**Description of the task:** Listed below are entries; give the number of lines among them that include "toutes", and only that number.

---

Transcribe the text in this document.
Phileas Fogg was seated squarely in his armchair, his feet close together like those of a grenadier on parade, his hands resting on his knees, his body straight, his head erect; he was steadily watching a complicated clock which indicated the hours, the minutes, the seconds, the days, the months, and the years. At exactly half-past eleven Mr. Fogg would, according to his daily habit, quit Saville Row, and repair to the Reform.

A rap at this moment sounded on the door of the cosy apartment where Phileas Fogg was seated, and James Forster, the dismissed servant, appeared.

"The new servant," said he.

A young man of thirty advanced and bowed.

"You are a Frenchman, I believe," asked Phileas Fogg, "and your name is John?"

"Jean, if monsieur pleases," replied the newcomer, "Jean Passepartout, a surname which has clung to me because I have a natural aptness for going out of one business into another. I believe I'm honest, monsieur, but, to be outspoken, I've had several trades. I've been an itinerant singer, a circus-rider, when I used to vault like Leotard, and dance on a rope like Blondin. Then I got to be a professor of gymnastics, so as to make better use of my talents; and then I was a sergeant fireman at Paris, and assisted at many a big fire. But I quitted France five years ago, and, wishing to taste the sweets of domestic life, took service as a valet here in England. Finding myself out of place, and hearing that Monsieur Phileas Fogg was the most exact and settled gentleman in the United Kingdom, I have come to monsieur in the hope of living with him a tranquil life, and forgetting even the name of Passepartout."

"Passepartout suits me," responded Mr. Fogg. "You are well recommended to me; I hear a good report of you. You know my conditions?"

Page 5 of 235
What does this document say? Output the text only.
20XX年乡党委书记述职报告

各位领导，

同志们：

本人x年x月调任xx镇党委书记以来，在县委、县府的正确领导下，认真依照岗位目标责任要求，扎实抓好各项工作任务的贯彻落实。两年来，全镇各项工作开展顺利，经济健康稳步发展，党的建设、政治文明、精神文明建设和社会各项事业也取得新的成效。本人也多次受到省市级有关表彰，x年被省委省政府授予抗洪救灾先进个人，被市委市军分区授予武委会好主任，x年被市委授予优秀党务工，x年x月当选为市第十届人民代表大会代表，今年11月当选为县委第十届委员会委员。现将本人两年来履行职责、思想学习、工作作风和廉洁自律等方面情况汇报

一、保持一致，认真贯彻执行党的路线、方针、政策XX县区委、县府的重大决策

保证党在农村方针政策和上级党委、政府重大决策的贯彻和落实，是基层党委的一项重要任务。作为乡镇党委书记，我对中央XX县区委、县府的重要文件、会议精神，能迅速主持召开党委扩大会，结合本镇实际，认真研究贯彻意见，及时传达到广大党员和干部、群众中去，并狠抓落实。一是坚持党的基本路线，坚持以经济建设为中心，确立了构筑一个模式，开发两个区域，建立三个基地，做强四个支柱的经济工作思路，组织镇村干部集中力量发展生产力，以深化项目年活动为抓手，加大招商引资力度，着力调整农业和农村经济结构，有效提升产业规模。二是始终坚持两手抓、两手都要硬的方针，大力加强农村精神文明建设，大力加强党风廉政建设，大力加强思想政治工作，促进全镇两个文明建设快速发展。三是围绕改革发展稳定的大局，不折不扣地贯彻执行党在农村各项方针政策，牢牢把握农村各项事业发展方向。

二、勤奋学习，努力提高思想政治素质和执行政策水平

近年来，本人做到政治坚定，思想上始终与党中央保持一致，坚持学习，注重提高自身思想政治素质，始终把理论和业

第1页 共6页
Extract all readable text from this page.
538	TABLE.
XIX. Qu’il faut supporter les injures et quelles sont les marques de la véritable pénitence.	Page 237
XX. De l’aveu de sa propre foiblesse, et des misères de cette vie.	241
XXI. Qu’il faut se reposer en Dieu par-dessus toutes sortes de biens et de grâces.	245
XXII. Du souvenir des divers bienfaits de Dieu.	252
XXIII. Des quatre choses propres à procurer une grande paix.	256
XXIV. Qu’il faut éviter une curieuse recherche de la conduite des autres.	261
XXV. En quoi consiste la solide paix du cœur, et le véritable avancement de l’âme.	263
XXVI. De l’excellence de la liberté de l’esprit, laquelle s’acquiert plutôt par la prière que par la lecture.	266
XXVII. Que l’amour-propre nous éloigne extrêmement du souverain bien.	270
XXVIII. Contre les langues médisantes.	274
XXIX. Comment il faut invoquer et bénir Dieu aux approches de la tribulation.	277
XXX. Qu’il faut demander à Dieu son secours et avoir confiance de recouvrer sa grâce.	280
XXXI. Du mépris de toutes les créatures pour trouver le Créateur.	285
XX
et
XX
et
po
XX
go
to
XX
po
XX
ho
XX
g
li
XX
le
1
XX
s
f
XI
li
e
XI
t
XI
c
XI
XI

---

**Task result:** 2